Repeat each line word for word.

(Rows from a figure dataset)
◆ ◆ ◆ ◆
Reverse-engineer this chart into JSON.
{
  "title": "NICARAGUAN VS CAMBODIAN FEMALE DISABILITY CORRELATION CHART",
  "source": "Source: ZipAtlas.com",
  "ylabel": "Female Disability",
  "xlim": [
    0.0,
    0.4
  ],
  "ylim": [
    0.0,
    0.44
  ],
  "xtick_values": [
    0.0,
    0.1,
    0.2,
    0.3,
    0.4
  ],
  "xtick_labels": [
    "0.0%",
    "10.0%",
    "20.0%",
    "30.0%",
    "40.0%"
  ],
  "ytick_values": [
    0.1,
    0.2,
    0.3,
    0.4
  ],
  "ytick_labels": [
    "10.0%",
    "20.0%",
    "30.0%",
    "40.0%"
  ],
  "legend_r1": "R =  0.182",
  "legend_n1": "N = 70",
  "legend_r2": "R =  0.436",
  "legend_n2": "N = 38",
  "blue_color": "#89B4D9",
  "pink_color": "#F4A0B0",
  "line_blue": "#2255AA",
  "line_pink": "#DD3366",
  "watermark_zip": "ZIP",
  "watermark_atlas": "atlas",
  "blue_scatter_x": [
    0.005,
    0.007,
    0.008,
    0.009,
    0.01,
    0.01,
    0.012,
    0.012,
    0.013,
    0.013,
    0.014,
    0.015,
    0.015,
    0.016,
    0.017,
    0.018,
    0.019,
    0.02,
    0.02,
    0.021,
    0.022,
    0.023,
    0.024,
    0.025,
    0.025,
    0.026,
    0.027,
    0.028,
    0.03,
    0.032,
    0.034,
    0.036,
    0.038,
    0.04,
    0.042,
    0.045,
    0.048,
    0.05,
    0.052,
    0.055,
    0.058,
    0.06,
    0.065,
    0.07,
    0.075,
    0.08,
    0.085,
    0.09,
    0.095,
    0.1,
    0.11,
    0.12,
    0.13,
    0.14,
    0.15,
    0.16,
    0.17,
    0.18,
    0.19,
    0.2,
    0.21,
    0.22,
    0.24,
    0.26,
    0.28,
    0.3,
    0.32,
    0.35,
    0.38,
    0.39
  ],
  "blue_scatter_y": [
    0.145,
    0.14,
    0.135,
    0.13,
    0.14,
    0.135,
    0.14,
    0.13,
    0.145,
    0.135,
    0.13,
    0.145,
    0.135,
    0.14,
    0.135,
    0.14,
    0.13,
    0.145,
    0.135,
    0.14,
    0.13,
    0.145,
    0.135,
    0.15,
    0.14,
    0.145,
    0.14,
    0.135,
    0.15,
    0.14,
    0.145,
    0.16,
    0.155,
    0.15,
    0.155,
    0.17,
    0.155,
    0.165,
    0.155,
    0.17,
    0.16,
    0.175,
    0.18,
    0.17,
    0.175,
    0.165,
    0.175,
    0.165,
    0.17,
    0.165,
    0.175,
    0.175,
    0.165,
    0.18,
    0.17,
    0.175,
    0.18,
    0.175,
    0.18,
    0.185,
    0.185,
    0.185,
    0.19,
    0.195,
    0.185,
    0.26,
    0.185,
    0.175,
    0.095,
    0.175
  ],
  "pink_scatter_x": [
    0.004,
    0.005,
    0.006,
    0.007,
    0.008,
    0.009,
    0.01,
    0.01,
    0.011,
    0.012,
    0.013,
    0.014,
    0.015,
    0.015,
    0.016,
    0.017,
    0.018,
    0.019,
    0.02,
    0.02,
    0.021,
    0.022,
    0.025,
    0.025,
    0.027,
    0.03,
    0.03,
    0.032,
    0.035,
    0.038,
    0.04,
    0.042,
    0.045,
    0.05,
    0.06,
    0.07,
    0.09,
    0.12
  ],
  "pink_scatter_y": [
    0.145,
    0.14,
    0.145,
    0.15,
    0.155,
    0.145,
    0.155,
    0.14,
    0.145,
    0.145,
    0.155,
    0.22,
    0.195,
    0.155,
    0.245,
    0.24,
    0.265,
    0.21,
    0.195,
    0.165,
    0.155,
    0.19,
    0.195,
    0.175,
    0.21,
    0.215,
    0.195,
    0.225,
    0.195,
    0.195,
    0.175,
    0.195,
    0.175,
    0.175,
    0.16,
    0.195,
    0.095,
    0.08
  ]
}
◆ ◆ ◆ ◆
*FULL OUTPUT*:
Reverse-engineer this chart into JSON.
{
  "title": "NICARAGUAN VS CAMBODIAN FEMALE DISABILITY CORRELATION CHART",
  "source": "Source: ZipAtlas.com",
  "ylabel": "Female Disability",
  "xlim": [
    0.0,
    0.4
  ],
  "ylim": [
    0.0,
    0.44
  ],
  "xtick_values": [
    0.0,
    0.1,
    0.2,
    0.3,
    0.4
  ],
  "xtick_labels": [
    "0.0%",
    "10.0%",
    "20.0%",
    "30.0%",
    "40.0%"
  ],
  "ytick_values": [
    0.1,
    0.2,
    0.3,
    0.4
  ],
  "ytick_labels": [
    "10.0%",
    "20.0%",
    "30.0%",
    "40.0%"
  ],
  "legend_r1": "R =  0.182",
  "legend_n1": "N = 70",
  "legend_r2": "R =  0.436",
  "legend_n2": "N = 38",
  "blue_color": "#89B4D9",
  "pink_color": "#F4A0B0",
  "line_blue": "#2255AA",
  "line_pink": "#DD3366",
  "watermark_zip": "ZIP",
  "watermark_atlas": "atlas",
  "blue_scatter_x": [
    0.005,
    0.007,
    0.008,
    0.009,
    0.01,
    0.01,
    0.012,
    0.012,
    0.013,
    0.013,
    0.014,
    0.015,
    0.015,
    0.016,
    0.017,
    0.018,
    0.019,
    0.02,
    0.02,
    0.021,
    0.022,
    0.023,
    0.024,
    0.025,
    0.025,
    0.026,
    0.027,
    0.028,
    0.03,
    0.032,
    0.034,
    0.036,
    0.038,
    0.04,
    0.042,
    0.045,
    0.048,
    0.05,
    0.052,
    0.055,
    0.058,
    0.06,
    0.065,
    0.07,
    0.075,
    0.08,
    0.085,
    0.09,
    0.095,
    0.1,
    0.11,
    0.12,
    0.13,
    0.14,
    0.15,
    0.16,
    0.17,
    0.18,
    0.19,
    0.2,
    0.21,
    0.22,
    0.24,
    0.26,
    0.28,
    0.3,
    0.32,
    0.35,
    0.38,
    0.39
  ],
  "blue_scatter_y": [
    0.145,
    0.14,
    0.135,
    0.13,
    0.14,
    0.135,
    0.14,
    0.13,
    0.145,
    0.135,
    0.13,
    0.145,
    0.135,
    0.14,
    0.135,
    0.14,
    0.13,
    0.145,
    0.135,
    0.14,
    0.13,
    0.145,
    0.135,
    0.15,
    0.14,
    0.145,
    0.14,
    0.135,
    0.15,
    0.14,
    0.145,
    0.16,
    0.155,
    0.15,
    0.155,
    0.17,
    0.155,
    0.165,
    0.155,
    0.17,
    0.16,
    0.175,
    0.18,
    0.17,
    0.175,
    0.165,
    0.175,
    0.165,
    0.17,
    0.165,
    0.175,
    0.175,
    0.165,
    0.18,
    0.17,
    0.175,
    0.18,
    0.175,
    0.18,
    0.185,
    0.185,
    0.185,
    0.19,
    0.195,
    0.185,
    0.26,
    0.185,
    0.175,
    0.095,
    0.175
  ],
  "pink_scatter_x": [
    0.004,
    0.005,
    0.006,
    0.007,
    0.008,
    0.009,
    0.01,
    0.01,
    0.011,
    0.012,
    0.013,
    0.014,
    0.015,
    0.015,
    0.016,
    0.017,
    0.018,
    0.019,
    0.02,
    0.02,
    0.021,
    0.022,
    0.025,
    0.025,
    0.027,
    0.03,
    0.03,
    0.032,
    0.035,
    0.038,
    0.04,
    0.042,
    0.045,
    0.05,
    0.06,
    0.07,
    0.09,
    0.12
  ],
  "pink_scatter_y": [
    0.145,
    0.14,
    0.145,
    0.15,
    0.155,
    0.145,
    0.155,
    0.14,
    0.145,
    0.145,
    0.155,
    0.22,
    0.195,
    0.155,
    0.245,
    0.24,
    0.265,
    0.21,
    0.195,
    0.165,
    0.155,
    0.19,
    0.195,
    0.175,
    0.21,
    0.215,
    0.195,
    0.225,
    0.195,
    0.195,
    0.175,
    0.195,
    0.175,
    0.175,
    0.16,
    0.195,
    0.095,
    0.08
  ]
}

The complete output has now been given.